- The exercise
Return each line of the records holding the string "ceſte".

- Data to process
** begin **

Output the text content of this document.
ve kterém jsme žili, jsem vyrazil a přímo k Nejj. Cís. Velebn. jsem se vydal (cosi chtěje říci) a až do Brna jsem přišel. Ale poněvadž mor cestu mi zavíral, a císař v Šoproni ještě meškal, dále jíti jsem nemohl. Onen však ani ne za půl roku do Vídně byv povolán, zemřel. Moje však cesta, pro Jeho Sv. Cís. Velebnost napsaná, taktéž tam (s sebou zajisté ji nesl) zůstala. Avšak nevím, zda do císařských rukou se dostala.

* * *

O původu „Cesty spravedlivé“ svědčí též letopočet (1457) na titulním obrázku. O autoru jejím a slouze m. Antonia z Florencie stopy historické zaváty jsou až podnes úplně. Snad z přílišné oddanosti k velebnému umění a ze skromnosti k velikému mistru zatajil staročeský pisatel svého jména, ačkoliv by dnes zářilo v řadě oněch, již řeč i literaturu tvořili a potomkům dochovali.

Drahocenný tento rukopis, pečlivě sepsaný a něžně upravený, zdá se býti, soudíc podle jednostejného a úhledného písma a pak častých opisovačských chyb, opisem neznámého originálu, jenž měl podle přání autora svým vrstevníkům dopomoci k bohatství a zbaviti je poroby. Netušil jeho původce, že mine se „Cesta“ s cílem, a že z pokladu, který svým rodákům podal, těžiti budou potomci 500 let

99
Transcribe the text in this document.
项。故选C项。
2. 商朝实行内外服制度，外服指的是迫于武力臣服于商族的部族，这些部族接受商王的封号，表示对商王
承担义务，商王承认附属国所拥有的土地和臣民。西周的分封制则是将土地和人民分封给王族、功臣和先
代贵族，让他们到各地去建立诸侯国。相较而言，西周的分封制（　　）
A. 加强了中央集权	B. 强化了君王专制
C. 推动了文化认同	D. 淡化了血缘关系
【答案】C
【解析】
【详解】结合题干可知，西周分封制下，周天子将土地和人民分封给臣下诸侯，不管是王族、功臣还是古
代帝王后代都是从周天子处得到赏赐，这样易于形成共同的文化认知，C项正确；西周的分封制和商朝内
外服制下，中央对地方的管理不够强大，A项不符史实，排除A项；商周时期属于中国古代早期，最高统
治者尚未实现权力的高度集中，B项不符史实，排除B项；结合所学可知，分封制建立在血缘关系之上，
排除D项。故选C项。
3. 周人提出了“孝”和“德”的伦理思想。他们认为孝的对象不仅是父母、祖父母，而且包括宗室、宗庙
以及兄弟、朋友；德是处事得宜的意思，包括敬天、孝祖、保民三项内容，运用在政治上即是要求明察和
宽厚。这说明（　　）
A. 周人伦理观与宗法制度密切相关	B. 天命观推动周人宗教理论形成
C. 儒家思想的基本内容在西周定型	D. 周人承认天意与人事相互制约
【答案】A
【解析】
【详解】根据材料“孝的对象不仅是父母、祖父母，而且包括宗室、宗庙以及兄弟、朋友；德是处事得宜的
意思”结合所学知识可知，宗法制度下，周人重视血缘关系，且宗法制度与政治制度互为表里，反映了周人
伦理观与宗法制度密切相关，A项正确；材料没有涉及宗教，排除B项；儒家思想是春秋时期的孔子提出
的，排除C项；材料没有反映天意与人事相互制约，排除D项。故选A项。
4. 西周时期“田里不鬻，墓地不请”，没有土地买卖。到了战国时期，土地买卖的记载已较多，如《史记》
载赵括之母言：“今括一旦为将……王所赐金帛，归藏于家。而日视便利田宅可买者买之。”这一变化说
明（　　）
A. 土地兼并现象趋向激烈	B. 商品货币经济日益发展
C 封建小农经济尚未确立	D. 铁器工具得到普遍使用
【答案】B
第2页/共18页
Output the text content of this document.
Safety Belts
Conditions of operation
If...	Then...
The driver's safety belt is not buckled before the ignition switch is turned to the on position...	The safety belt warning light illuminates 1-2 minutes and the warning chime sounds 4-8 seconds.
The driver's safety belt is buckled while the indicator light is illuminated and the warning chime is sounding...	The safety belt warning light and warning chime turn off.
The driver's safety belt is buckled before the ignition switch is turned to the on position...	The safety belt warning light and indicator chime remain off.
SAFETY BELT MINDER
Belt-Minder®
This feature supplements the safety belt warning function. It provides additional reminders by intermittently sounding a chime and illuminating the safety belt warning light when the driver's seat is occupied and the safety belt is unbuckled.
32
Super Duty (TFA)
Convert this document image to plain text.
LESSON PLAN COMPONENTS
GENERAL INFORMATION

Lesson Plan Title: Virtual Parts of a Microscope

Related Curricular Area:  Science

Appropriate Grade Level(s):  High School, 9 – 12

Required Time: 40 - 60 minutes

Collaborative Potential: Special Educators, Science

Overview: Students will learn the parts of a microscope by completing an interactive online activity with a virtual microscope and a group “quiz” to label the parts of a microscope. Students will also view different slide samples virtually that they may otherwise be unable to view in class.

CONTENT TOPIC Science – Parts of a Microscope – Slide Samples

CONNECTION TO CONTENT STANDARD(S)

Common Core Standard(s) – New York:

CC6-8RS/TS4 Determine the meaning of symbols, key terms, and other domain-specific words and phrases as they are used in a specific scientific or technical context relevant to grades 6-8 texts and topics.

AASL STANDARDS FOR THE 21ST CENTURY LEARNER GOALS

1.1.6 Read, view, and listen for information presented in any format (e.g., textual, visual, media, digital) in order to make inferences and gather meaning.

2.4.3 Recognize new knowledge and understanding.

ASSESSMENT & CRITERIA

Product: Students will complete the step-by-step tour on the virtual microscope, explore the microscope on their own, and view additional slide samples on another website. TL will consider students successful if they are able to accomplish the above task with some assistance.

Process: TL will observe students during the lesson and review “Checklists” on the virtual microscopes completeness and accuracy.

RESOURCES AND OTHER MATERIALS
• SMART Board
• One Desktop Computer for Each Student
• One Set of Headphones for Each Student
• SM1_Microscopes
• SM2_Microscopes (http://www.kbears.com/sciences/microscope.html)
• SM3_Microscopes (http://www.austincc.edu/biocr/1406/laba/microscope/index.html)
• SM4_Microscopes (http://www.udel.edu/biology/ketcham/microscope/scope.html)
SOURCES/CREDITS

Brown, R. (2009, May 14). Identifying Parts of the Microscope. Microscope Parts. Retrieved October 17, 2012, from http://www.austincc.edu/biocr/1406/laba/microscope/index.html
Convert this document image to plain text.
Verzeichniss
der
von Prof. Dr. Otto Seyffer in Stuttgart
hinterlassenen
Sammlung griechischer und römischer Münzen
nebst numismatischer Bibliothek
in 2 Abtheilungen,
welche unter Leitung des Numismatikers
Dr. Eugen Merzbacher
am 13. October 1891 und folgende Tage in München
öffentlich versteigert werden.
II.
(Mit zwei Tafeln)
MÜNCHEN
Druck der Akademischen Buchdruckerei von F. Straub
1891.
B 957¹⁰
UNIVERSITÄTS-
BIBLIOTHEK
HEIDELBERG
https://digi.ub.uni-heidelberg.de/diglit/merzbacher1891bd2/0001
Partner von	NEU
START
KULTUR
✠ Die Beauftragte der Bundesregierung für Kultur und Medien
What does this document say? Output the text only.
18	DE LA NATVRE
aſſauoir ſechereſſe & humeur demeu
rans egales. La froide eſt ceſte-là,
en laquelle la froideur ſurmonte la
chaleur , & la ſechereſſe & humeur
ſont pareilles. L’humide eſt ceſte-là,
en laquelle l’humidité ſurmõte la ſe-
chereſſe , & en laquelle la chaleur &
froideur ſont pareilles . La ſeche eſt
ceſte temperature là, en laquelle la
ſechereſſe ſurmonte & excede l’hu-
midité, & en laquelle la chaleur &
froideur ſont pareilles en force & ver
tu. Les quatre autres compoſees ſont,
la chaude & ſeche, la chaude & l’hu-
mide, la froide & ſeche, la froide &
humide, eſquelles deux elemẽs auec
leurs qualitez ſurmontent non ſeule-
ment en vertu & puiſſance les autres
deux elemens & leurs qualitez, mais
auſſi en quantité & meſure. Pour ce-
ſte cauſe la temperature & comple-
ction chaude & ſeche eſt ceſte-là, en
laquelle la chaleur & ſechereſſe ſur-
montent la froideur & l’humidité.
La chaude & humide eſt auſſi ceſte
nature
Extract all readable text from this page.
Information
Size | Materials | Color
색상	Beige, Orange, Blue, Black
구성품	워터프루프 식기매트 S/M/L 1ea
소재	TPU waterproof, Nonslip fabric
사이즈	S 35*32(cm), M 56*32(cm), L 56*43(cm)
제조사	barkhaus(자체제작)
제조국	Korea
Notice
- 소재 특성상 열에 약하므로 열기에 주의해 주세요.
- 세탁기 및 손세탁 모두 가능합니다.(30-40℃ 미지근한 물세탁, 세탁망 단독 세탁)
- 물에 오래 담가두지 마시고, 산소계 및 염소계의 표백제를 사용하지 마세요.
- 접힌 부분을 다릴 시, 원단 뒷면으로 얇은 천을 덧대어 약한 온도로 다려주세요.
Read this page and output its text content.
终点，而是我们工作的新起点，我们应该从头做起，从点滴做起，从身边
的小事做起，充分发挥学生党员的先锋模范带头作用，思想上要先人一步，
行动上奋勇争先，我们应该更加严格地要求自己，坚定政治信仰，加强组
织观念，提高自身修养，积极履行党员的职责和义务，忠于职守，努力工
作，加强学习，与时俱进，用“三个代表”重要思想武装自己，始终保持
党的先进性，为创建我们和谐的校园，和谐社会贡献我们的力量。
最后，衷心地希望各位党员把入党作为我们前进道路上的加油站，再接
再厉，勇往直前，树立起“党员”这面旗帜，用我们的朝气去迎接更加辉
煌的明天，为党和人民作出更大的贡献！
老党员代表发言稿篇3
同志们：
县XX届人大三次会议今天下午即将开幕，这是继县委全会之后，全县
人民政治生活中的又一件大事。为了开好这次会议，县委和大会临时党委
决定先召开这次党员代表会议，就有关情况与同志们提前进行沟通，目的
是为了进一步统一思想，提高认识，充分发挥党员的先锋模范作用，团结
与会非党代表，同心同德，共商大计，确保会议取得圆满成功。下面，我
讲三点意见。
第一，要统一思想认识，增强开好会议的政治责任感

** end **

- Written answer
rans egales. La froide eſt ceſte-là,
ſont pareilles. L’humide eſt ceſte-là,
ceſte temperature là, en laquelle la
ction chaude & ſeche eſt ceſte-là, en
La chaude & humide eſt auſſi ceſte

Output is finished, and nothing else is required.